** Task inputs follows **

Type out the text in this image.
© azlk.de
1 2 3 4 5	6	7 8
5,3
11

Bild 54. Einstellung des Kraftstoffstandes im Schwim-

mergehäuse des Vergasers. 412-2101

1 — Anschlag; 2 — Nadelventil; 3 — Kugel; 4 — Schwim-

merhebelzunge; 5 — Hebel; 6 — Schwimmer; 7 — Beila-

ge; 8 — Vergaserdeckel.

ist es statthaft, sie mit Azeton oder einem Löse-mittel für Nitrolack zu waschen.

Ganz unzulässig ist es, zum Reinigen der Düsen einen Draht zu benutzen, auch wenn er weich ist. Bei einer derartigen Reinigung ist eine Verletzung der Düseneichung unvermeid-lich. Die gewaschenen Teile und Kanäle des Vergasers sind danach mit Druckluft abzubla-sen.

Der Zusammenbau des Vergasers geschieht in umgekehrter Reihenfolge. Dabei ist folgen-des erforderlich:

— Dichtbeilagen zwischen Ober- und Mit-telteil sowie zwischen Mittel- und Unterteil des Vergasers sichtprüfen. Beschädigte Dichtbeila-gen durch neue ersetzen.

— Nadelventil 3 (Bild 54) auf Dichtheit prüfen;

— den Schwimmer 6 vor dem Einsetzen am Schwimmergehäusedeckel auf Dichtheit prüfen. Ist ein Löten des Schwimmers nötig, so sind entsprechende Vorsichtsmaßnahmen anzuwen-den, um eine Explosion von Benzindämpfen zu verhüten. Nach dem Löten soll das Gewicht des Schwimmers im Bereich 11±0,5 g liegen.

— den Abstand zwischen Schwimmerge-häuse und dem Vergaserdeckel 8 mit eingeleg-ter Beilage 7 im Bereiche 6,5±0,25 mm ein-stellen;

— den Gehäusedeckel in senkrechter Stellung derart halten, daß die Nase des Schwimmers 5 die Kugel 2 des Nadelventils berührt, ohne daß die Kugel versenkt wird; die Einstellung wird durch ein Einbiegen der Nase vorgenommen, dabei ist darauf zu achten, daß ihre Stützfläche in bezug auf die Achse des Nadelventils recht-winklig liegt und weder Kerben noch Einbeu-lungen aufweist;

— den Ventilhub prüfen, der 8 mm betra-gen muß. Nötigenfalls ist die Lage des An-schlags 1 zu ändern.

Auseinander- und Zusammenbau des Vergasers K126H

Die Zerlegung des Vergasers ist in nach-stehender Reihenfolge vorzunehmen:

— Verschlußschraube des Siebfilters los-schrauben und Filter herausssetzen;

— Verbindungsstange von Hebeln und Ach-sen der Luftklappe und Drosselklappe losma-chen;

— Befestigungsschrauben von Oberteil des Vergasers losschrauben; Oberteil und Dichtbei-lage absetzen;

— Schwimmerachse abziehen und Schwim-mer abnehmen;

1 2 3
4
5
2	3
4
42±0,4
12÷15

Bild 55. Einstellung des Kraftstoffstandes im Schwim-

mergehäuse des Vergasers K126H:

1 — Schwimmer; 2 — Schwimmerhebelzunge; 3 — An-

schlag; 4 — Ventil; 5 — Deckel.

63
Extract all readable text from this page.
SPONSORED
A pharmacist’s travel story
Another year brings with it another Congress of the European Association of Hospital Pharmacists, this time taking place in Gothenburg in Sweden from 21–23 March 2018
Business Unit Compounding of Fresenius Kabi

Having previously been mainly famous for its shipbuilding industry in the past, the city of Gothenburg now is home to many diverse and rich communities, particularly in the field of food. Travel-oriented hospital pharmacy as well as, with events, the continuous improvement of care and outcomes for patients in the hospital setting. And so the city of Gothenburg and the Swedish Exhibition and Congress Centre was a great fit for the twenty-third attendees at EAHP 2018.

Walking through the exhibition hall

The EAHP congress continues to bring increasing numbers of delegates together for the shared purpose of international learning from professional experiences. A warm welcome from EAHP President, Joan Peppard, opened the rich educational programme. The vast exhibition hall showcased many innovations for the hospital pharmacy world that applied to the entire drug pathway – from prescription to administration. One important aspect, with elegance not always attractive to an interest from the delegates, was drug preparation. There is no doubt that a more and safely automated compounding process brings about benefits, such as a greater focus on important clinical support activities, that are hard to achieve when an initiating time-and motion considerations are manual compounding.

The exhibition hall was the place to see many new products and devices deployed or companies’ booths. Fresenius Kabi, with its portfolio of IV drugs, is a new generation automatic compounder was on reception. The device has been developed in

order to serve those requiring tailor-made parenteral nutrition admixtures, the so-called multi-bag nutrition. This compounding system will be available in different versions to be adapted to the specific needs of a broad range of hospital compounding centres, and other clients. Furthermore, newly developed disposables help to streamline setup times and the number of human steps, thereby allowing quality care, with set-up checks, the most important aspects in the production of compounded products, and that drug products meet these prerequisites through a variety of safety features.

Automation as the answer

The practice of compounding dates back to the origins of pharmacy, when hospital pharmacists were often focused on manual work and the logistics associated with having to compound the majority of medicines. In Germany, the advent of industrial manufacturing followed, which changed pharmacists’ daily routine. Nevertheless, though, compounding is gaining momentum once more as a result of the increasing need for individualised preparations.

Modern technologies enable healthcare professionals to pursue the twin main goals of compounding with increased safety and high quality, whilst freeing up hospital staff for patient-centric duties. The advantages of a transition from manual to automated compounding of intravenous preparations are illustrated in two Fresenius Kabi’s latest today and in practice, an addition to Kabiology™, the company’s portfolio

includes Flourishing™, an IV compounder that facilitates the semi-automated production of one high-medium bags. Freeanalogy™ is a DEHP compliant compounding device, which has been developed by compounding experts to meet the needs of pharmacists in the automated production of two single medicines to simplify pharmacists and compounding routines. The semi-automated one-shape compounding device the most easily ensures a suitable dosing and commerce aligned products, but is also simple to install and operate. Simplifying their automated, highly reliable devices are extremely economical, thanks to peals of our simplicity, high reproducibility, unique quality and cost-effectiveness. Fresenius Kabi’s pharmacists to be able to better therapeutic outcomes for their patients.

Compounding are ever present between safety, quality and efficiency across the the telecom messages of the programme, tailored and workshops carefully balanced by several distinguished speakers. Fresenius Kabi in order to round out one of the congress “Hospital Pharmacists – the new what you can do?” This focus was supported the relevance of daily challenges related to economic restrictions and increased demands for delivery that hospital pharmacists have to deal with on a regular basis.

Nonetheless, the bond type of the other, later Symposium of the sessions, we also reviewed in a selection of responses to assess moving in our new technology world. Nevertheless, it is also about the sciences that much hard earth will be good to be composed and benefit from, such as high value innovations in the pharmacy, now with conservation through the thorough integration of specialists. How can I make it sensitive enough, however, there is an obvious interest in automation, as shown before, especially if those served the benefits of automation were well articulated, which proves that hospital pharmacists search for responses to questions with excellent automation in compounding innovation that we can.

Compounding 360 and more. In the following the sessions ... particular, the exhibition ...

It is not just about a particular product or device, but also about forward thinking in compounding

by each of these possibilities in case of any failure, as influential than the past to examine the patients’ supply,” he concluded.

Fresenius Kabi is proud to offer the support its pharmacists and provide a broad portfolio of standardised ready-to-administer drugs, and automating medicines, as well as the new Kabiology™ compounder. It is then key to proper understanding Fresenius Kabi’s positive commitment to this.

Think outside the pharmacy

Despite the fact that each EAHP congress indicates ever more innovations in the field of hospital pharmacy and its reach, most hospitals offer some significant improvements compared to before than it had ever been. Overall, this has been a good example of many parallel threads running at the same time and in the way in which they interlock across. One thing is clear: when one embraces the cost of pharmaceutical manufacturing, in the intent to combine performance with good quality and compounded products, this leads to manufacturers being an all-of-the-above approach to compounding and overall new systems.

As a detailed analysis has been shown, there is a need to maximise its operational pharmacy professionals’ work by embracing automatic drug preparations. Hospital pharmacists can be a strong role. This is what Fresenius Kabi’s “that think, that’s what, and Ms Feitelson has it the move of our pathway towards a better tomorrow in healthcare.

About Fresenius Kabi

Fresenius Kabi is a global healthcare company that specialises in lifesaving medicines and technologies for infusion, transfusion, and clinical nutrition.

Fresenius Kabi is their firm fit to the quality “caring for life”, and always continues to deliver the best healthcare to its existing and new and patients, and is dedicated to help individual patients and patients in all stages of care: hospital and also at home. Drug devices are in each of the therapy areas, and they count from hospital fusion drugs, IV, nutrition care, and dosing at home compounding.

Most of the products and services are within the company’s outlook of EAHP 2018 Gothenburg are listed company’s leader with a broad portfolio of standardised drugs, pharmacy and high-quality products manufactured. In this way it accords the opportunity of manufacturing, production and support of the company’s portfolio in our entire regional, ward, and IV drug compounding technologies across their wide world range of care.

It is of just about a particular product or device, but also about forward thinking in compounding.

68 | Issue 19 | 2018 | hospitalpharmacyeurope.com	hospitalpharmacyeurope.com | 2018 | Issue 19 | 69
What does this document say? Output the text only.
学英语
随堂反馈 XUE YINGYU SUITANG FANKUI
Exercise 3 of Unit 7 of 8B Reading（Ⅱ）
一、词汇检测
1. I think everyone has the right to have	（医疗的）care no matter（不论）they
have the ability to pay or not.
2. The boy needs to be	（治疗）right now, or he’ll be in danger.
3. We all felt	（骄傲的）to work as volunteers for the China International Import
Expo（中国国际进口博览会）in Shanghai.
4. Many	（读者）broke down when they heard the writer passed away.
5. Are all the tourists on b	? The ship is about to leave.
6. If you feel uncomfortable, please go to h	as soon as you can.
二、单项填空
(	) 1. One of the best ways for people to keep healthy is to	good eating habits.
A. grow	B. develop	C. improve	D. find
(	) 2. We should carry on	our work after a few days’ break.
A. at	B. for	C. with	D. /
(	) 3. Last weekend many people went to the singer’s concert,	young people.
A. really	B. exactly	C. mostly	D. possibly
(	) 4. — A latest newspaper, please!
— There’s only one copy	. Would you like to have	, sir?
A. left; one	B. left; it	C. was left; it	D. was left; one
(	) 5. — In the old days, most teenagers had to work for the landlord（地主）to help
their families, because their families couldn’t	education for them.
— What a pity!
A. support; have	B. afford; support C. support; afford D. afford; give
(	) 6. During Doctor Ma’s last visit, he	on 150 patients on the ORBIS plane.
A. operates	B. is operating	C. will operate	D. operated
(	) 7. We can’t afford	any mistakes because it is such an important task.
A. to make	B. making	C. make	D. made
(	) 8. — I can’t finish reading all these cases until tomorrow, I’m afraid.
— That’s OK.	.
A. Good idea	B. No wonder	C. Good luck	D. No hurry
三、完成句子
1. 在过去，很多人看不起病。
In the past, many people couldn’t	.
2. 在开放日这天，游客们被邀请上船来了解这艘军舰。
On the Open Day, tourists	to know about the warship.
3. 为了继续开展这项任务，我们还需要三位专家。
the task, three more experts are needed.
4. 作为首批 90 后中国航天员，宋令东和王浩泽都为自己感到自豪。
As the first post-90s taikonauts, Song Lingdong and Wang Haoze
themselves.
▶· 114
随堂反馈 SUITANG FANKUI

** End of Task inputs **

Task description. Each line of the entries above that has the word "Reihenfolge" is to be copied.

Output below.
Der Zusammenbau des Vergasers geschieht in umgekehrter Reihenfolge. Dabei ist folgen-des erforderlich:
Die Zerlegung des Vergasers ist in nach-stehender Reihenfolge vorzunehmen:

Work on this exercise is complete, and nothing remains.